#### Dataset excerpts ####

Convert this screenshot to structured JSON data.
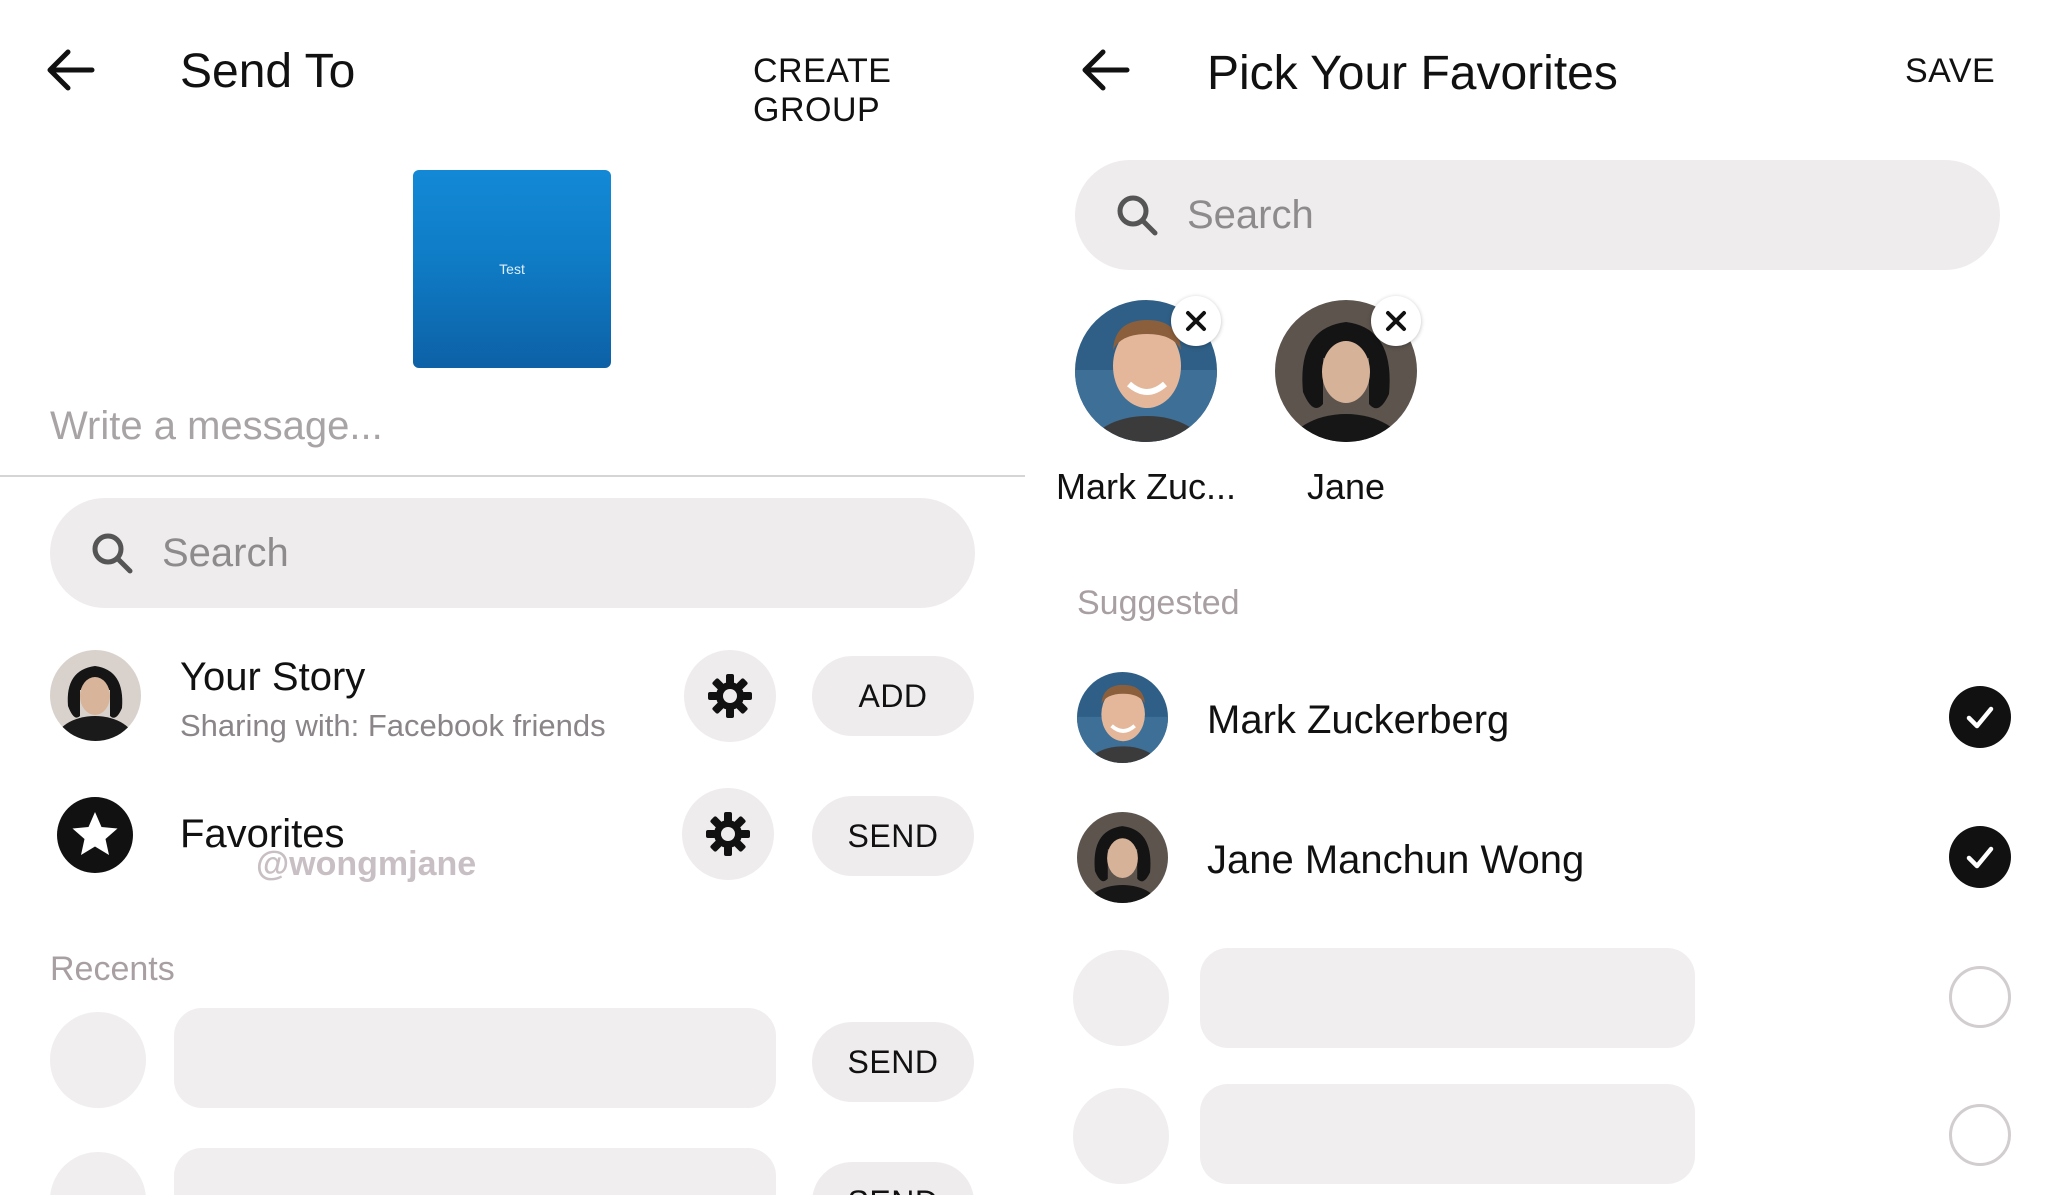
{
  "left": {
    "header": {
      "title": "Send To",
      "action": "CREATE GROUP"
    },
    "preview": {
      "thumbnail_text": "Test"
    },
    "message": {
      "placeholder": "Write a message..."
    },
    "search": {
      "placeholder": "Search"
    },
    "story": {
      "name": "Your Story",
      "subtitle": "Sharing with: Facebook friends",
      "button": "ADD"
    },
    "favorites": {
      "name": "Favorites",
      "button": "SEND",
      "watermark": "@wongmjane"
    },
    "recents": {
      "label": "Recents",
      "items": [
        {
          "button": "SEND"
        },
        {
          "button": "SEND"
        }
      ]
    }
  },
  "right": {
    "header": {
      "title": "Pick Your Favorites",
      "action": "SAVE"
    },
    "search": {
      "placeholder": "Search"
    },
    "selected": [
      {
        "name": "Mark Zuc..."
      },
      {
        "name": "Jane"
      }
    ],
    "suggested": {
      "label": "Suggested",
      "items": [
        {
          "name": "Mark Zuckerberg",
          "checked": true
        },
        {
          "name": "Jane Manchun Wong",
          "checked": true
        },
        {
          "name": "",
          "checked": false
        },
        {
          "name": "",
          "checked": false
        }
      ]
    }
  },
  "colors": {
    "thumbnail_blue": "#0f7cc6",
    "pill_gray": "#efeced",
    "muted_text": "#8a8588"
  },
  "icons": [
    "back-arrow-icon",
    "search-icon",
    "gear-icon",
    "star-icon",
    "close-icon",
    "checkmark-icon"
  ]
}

####

* [Work to complete]: Report the number of lines in the listing that include the string "Your"; give nothing but the number.

* [Result for this exercise]: 2